• Exercise aim: Reproduce the records below exactly as given.

• Dataset content:

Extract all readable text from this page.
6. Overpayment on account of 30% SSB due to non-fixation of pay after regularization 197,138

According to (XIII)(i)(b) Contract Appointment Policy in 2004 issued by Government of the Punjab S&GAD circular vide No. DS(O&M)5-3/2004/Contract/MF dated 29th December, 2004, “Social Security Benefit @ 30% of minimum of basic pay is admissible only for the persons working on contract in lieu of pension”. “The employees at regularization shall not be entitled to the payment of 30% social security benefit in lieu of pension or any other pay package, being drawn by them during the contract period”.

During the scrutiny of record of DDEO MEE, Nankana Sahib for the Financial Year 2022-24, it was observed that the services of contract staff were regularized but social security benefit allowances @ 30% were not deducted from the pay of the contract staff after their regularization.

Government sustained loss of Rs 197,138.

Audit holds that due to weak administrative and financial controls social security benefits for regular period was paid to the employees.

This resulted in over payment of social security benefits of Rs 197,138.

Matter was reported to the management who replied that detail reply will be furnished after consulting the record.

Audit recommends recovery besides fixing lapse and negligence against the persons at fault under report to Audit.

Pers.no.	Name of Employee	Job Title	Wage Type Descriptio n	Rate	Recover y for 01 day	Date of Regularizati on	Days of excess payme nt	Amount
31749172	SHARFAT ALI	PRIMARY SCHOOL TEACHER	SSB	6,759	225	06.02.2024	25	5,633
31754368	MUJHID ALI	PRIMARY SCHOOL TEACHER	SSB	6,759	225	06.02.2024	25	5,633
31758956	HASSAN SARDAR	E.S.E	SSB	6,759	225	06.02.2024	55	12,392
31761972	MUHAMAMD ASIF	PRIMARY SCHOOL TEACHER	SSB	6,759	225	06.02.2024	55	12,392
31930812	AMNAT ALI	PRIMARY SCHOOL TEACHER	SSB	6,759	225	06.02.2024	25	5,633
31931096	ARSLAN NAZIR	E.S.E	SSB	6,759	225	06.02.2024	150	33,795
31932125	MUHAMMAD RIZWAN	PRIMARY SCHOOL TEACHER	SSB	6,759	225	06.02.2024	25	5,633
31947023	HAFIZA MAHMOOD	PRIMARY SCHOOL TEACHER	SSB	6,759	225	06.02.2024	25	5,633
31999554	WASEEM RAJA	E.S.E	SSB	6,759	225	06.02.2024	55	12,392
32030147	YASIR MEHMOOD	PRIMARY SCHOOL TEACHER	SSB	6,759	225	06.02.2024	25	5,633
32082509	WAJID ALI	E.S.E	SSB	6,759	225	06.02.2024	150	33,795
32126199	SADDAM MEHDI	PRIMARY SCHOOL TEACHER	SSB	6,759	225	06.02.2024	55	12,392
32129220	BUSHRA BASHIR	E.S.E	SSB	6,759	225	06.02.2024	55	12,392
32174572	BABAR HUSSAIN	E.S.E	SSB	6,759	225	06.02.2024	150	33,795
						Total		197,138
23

• Written answer:
Extract all readable text from this page.
6. Overpayment on account of 30% SSB due to non-fixation of pay after regularization 197,138

According to (XIII)(i)(b) Contract Appointment Policy in 2004 issued by Government of the Punjab S&GAD circular vide No. DS(O&M)5-3/2004/Contract/MF dated 29th December, 2004, “Social Security Benefit @ 30% of minimum of basic pay is admissible only for the persons working on contract in lieu of pension”. “The employees at regularization shall not be entitled to the payment of 30% social security benefit in lieu of pension or any other pay package, being drawn by them during the contract period”.

During the scrutiny of record of DDEO MEE, Nankana Sahib for the Financial Year 2022-24, it was observed that the services of contract staff were regularized but social security benefit allowances @ 30% were not deducted from the pay of the contract staff after their regularization.

Government sustained loss of Rs 197,138.

Audit holds that due to weak administrative and financial controls social security benefits for regular period was paid to the employees.

This resulted in over payment of social security benefits of Rs 197,138.

Matter was reported to the management who replied that detail reply will be furnished after consulting the record.

Audit recommends recovery besides fixing lapse and negligence against the persons at fault under report to Audit.

Pers.no.	Name of Employee	Job Title	Wage Type Descriptio n	Rate	Recover y for 01 day	Date of Regularizati on	Days of excess payme nt	Amount
31749172	SHARFAT ALI	PRIMARY SCHOOL TEACHER	SSB	6,759	225	06.02.2024	25	5,633
31754368	MUJHID ALI	PRIMARY SCHOOL TEACHER	SSB	6,759	225	06.02.2024	25	5,633
31758956	HASSAN SARDAR	E.S.E	SSB	6,759	225	06.02.2024	55	12,392
31761972	MUHAMAMD ASIF	PRIMARY SCHOOL TEACHER	SSB	6,759	225	06.02.2024	55	12,392
31930812	AMNAT ALI	PRIMARY SCHOOL TEACHER	SSB	6,759	225	06.02.2024	25	5,633
31931096	ARSLAN NAZIR	E.S.E	SSB	6,759	225	06.02.2024	150	33,795
31932125	MUHAMMAD RIZWAN	PRIMARY SCHOOL TEACHER	SSB	6,759	225	06.02.2024	25	5,633
31947023	HAFIZA MAHMOOD	PRIMARY SCHOOL TEACHER	SSB	6,759	225	06.02.2024	25	5,633
31999554	WASEEM RAJA	E.S.E	SSB	6,759	225	06.02.2024	55	12,392
32030147	YASIR MEHMOOD	PRIMARY SCHOOL TEACHER	SSB	6,759	225	06.02.2024	25	5,633
32082509	WAJID ALI	E.S.E	SSB	6,759	225	06.02.2024	150	33,795
32126199	SADDAM MEHDI	PRIMARY SCHOOL TEACHER	SSB	6,759	225	06.02.2024	55	12,392
32129220	BUSHRA BASHIR	E.S.E	SSB	6,759	225	06.02.2024	55	12,392
32174572	BABAR HUSSAIN	E.S.E	SSB	6,759	225	06.02.2024	150	33,795
						Total		197,138
23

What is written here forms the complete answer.